Goal of the exercise ▸ Below are some records; repeat them all exactly, minus the pictures.

--------------------

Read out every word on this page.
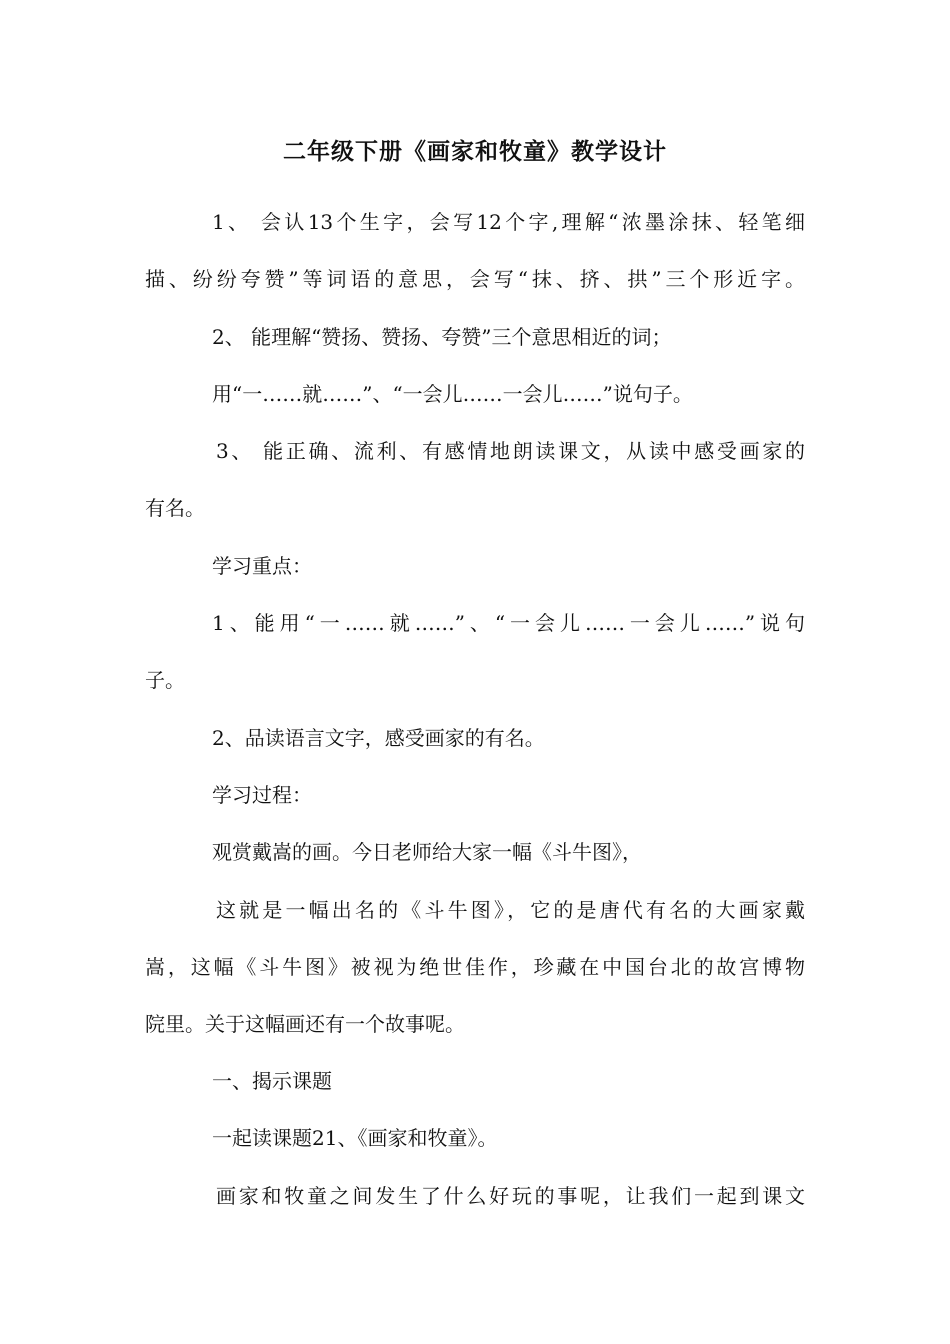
二年级下册《画家和牧童》教学设计
1、 会认13个生字，会写12个字,理解“浓墨涂抹、轻笔细
描、纷纷夸赞”等词语的意思，会写“抹、挤、拱”三个形近字。
2、 能理解“赞扬、赞扬、夸赞”三个意思相近的词；
用“一……就……”、“一会儿……一会儿……”说句子。
3、 能正确、流利、有感情地朗读课文，从读中感受画家的
有名。
学习重点：
1、能用“一……就……”、“一会儿……一会儿……”说句
子。
2、品读语言文字，感受画家的有名。
学习过程：
观赏戴嵩的画。今日老师给大家一幅《斗牛图》，
这就是一幅出名的《斗牛图》，它的是唐代有名的大画家戴
嵩，这幅《斗牛图》被视为绝世佳作，珍藏在中国台北的故宫博物
院里。关于这幅画还有一个故事呢。
一、揭示课题
一起读课题21、《画家和牧童》。
画家和牧童之间发生了什么好玩的事呢，让我们一起到课文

--------------------

Finished exercise ▸
Read out every word on this page.
二年级下册《画家和牧童》教学设计
1、 会认13个生字，会写12个字,理解“浓墨涂抹、轻笔细
描、纷纷夸赞”等词语的意思，会写“抹、挤、拱”三个形近字。
2、 能理解“赞扬、赞扬、夸赞”三个意思相近的词；
用“一……就……”、“一会儿……一会儿……”说句子。
3、 能正确、流利、有感情地朗读课文，从读中感受画家的
有名。
学习重点：
1、能用“一……就……”、“一会儿……一会儿……”说句
子。
2、品读语言文字，感受画家的有名。
学习过程：
观赏戴嵩的画。今日老师给大家一幅《斗牛图》，
这就是一幅出名的《斗牛图》，它的是唐代有名的大画家戴
嵩，这幅《斗牛图》被视为绝世佳作，珍藏在中国台北的故宫博物
院里。关于这幅画还有一个故事呢。
一、揭示课题
一起读课题21、《画家和牧童》。
画家和牧童之间发生了什么好玩的事呢，让我们一起到课文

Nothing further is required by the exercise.